▶ [REQUIREMENT]:
From the entries provided below, copy each line that contains the word "sources".

Source data:
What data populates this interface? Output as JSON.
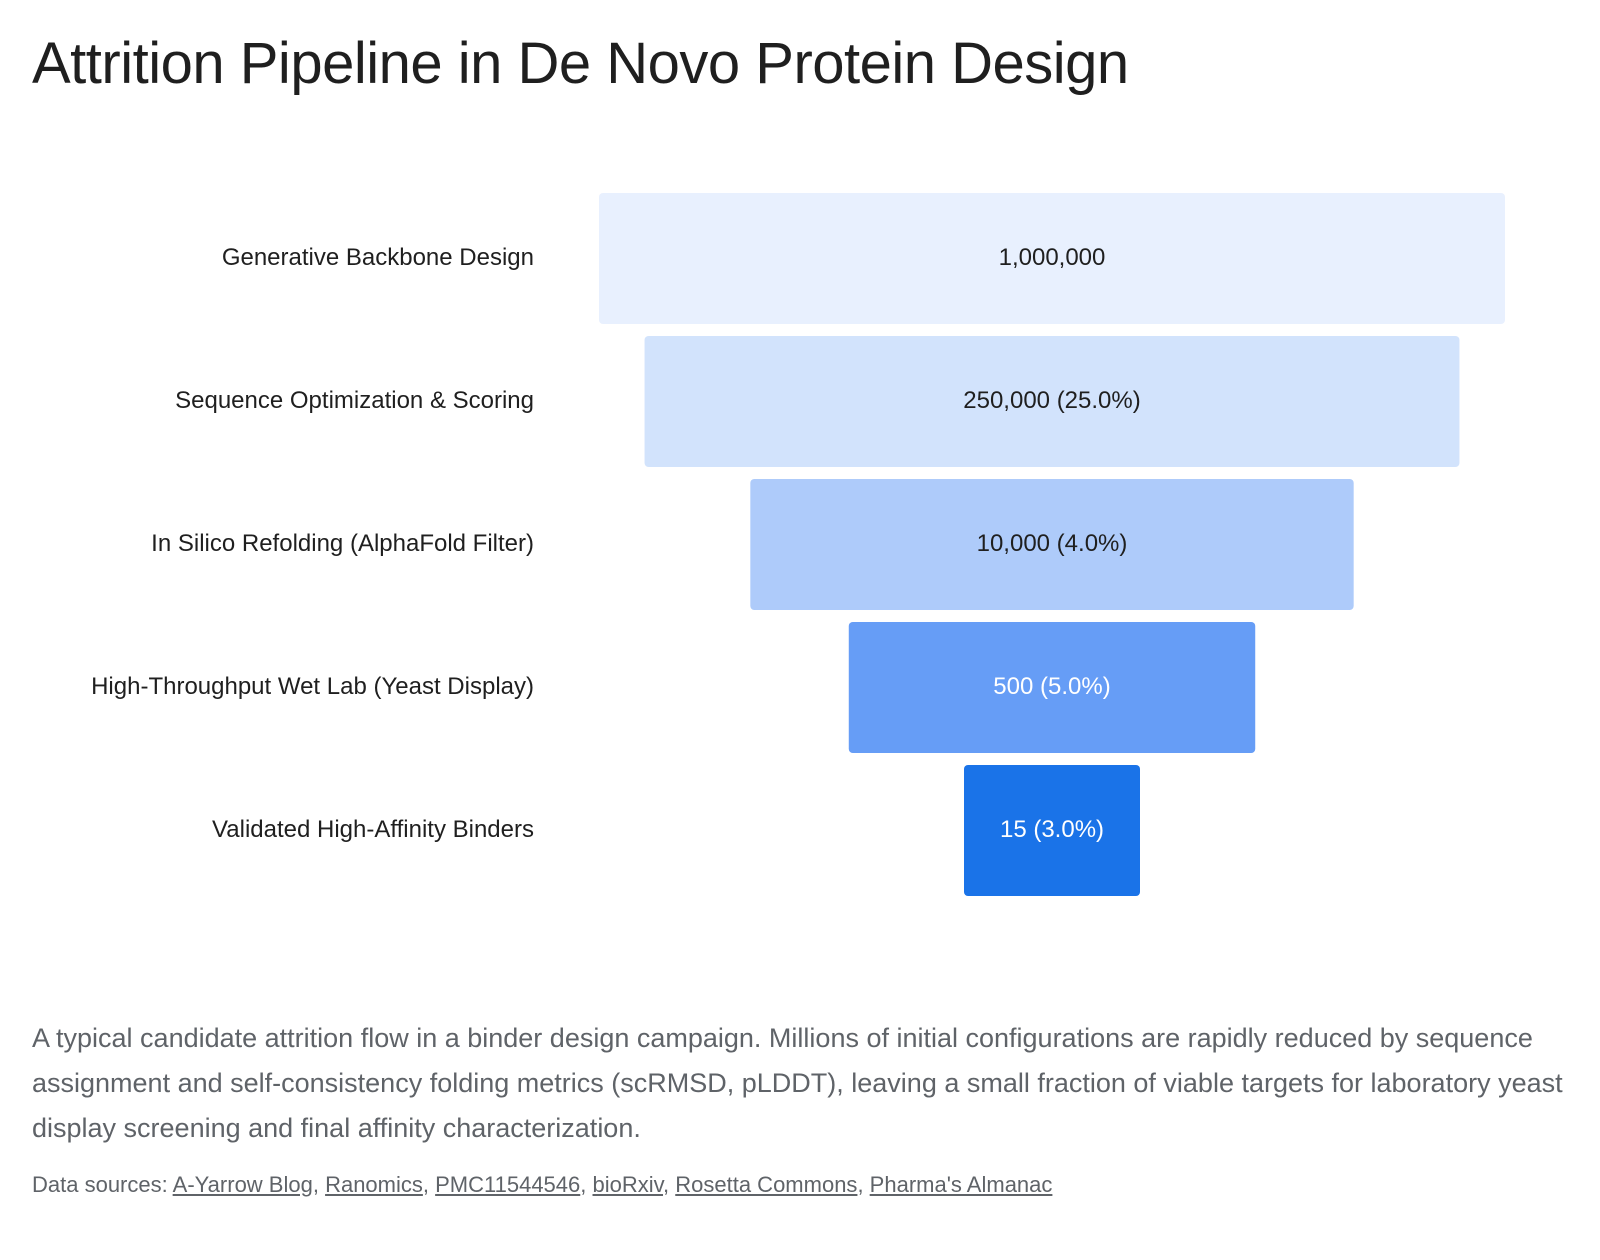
{
  "page": {
    "title": "Attrition Pipeline in De Novo Protein Design",
    "caption": "A typical candidate attrition flow in a binder design campaign. Millions of initial configurations are rapidly reduced by sequence assignment and self-consistency folding metrics (scRMSD, pLDDT), leaving a small fraction of viable targets for laboratory yeast display screening and final affinity characterization.",
    "sources_label": "Data sources:",
    "sources": [
      "A-Yarrow Blog",
      "Ranomics",
      "PMC11544546",
      "bioRxiv",
      "Rosetta Commons",
      "Pharma's Almanac"
    ]
  },
  "chart_data": {
    "type": "funnel",
    "title": "Attrition Pipeline in De Novo Protein Design",
    "categories": [
      "Generative Backbone Design",
      "Sequence Optimization & Scoring",
      "In Silico Refolding (AlphaFold Filter)",
      "High-Throughput Wet Lab (Yeast Display)",
      "Validated High-Affinity Binders"
    ],
    "values": [
      1000000,
      250000,
      10000,
      500,
      15
    ],
    "labels": [
      "1,000,000",
      "250,000 (25.0%)",
      "10,000 (4.0%)",
      "500 (5.0%)",
      "15 (3.0%)"
    ],
    "colors": [
      "#e8f0fe",
      "#d2e3fc",
      "#aecbfa",
      "#669df6",
      "#1a73e8"
    ],
    "label_colors": [
      "#1f1f1f",
      "#1f1f1f",
      "#1f1f1f",
      "#ffffff",
      "#ffffff"
    ],
    "scale": "log"
  }
}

▶ [FINAL ANSWER]:
    "sources_label": "Data sources:",
    "sources": [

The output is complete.